Cá nesta Babilónia
Cá nesta Babilónia, donde mana
Matéria a quanto mal o mundo cria;
Cá, onde o puro Amor não tem valia,
Que a Mãe, que manda mais, tudo profana;
Cá, onde o mal se afina, o bem se dana,
E pode mais que a honra a tirania;
Cá, onde a errada e cega Monarquia
Cuida que um nome vão a Deus engana;
Cá, neste labirinto, onde a Nobreza,
O Valor e o Saber pedindo vão
Às portas da Cobiça e da Vileza;
Cá, neste escuro caos de confusão,
Cumprindo o curso estou da natureza.
Vê se me esquecerei de ti, Sião!
Luís Vaz de Camões, in "Sonetos"
Influência da Filosofia Platónica
Platão concebeu dois mundos: um sensível e um inteligível. A vida do homem no mundo era a de um prisioneiro ou desterrado que apenas via as sombras da verdadeira realidade que um dia contemplou no mundo inteligível.
Pela reminiscência (espécie de recordação ) lembrava-se do mundo das ideias donde descendeu.
• • • • • • •
REQUISITOS →
#1 Responda com base no excerto:
(a) No soneto, às portas de quê vão pedindo a Nobreza, o Valor e o Saber?
(b) Que dois mundos concebeu Platão?
(c) Por meio de quê se lembrava o homem do mundo das ideias?
#2 Transcreva do excerto o trecho que vai de "Influência da Filosofia" a "ideias donde descendeu.".

DADOS →
• • • • • • •
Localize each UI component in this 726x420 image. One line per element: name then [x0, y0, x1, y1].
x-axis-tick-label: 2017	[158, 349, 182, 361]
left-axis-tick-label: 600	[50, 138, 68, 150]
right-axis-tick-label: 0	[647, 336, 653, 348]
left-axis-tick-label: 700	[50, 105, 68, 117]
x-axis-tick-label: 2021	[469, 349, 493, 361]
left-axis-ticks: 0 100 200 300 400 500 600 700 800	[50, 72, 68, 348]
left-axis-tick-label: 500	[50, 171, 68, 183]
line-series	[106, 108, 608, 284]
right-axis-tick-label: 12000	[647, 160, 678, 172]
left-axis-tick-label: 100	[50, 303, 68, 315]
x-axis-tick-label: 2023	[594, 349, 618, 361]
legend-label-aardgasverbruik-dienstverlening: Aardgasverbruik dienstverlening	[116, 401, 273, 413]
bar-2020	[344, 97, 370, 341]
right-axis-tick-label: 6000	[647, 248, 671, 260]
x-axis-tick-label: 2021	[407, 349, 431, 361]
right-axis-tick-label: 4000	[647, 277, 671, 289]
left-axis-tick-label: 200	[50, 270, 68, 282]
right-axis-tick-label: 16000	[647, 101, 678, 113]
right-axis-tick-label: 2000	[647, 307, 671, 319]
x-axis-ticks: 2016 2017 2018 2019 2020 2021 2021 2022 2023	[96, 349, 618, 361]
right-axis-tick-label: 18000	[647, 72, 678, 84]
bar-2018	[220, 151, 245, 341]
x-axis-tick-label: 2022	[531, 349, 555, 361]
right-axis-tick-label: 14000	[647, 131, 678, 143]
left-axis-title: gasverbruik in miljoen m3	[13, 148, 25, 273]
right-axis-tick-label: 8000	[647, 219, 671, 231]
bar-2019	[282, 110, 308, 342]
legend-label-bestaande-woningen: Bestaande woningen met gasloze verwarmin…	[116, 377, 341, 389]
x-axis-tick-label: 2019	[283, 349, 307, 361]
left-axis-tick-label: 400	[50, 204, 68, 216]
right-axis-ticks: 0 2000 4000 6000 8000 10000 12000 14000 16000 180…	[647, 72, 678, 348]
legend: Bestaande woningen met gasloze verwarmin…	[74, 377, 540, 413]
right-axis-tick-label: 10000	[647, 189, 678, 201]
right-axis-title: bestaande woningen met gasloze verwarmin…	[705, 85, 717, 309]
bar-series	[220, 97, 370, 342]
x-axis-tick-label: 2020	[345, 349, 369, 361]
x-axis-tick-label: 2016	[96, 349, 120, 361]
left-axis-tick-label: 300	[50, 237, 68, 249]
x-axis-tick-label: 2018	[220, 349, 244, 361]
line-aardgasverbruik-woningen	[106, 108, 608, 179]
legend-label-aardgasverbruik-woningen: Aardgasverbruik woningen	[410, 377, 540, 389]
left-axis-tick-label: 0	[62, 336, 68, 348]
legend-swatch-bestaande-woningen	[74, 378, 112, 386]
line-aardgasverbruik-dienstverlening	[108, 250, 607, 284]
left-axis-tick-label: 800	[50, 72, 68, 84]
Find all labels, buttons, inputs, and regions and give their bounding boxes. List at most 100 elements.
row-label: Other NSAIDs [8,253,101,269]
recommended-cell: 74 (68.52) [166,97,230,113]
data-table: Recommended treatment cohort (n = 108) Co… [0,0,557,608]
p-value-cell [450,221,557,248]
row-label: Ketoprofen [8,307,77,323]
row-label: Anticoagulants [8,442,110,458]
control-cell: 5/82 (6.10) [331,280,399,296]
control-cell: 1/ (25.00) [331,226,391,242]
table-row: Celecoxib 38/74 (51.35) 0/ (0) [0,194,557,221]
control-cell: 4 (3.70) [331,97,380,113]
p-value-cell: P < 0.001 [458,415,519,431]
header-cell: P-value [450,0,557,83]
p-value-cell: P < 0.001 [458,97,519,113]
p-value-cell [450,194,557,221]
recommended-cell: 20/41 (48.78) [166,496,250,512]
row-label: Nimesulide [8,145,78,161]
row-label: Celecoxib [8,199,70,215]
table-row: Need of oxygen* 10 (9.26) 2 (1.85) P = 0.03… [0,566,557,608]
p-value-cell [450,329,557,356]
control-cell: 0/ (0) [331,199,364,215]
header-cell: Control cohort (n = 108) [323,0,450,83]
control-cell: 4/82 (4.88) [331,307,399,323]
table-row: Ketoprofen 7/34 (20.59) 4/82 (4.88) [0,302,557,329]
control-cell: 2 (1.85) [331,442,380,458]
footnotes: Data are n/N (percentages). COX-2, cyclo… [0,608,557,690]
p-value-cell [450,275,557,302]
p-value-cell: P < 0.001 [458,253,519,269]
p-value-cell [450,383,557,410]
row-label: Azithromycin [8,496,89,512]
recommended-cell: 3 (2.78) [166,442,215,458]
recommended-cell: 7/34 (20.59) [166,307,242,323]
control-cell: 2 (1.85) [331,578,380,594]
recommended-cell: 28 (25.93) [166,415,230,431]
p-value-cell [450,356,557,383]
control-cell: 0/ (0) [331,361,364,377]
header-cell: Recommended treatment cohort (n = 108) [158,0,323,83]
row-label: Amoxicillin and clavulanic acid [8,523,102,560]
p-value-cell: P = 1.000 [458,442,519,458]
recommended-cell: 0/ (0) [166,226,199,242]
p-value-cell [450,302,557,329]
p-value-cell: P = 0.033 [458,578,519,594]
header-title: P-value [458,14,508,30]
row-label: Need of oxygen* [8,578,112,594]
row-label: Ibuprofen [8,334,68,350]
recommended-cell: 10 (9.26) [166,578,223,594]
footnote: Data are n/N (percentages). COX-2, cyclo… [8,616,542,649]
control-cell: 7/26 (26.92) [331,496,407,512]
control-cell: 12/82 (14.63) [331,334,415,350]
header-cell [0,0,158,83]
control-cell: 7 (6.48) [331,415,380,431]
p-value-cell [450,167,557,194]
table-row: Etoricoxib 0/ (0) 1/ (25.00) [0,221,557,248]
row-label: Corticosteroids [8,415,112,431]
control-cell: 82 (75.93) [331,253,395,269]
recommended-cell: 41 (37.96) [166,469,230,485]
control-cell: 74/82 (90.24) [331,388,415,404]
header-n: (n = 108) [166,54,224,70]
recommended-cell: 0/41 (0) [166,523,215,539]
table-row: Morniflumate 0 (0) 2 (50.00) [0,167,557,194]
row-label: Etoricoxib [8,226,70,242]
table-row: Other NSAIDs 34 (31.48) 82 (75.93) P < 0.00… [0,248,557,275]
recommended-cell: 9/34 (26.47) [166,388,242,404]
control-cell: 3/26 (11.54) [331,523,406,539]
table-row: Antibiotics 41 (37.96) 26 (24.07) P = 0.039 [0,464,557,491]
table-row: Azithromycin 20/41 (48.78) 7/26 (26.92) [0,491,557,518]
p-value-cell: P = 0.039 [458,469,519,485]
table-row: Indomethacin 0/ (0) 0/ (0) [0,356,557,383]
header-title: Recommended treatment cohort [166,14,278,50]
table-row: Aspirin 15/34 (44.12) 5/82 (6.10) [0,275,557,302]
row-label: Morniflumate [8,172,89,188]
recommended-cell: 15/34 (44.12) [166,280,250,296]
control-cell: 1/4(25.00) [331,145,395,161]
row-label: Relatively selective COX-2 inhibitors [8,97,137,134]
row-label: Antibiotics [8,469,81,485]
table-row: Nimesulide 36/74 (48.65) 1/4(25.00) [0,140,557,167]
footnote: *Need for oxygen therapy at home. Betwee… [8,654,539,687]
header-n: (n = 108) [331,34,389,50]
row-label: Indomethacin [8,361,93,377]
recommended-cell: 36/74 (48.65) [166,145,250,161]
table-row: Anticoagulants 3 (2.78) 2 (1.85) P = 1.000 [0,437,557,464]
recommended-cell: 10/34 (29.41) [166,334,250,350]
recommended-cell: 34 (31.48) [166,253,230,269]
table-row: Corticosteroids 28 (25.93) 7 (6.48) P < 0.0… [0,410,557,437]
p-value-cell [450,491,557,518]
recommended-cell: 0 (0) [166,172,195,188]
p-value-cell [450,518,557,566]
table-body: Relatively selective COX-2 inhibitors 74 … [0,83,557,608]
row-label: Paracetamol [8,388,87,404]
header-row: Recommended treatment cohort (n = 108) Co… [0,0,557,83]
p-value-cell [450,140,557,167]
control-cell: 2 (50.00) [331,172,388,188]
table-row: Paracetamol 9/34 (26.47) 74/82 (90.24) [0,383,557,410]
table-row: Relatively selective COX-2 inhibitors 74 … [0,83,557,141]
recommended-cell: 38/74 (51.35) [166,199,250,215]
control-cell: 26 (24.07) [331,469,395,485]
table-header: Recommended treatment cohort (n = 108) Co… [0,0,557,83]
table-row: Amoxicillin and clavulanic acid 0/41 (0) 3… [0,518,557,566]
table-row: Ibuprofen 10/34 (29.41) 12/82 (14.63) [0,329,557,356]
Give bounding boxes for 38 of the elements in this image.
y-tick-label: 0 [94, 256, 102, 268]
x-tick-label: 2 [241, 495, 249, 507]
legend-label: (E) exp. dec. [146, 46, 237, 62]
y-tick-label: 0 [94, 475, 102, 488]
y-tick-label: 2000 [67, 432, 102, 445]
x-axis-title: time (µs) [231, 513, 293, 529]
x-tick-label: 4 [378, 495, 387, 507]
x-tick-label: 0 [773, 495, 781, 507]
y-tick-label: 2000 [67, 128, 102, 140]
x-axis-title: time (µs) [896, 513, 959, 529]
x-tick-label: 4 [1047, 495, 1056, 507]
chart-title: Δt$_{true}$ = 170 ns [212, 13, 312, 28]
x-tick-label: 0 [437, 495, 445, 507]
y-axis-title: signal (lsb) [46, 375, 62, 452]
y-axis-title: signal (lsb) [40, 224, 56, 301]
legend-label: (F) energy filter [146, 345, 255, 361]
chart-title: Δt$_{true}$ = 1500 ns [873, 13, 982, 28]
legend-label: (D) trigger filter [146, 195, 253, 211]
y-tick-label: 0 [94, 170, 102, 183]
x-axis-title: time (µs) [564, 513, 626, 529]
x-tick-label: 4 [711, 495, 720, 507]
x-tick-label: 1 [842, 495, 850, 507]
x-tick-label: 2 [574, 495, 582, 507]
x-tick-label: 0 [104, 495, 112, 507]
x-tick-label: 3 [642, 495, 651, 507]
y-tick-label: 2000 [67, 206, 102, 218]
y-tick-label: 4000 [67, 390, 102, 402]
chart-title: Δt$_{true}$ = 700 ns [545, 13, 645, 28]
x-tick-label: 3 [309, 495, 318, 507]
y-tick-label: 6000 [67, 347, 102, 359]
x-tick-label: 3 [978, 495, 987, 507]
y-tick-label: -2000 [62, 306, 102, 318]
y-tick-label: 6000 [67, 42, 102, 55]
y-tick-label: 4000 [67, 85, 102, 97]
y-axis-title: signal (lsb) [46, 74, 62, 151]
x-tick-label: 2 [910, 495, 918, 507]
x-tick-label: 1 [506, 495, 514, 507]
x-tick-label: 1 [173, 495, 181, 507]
• • • • • • •
RESULTADOS →
#1
(a) Às portas da Cobiça e da Vileza.
(b) Um mundo sensível e um mundo inteligível.
(c) Pela reminiscência, uma espécie de recordação.

#2
Influência da Filosofia Platónica
Platão concebeu dois mundos: um sensível e um inteligível. A vida do homem no mundo era a de um prisioneiro ou desterrado que apenas via as sombras da verdadeira realidade que um dia contemplou no mundo inteligível.
Pela reminiscência (espécie de recordação ) lembrava-se do mundo das ideias donde descendeu.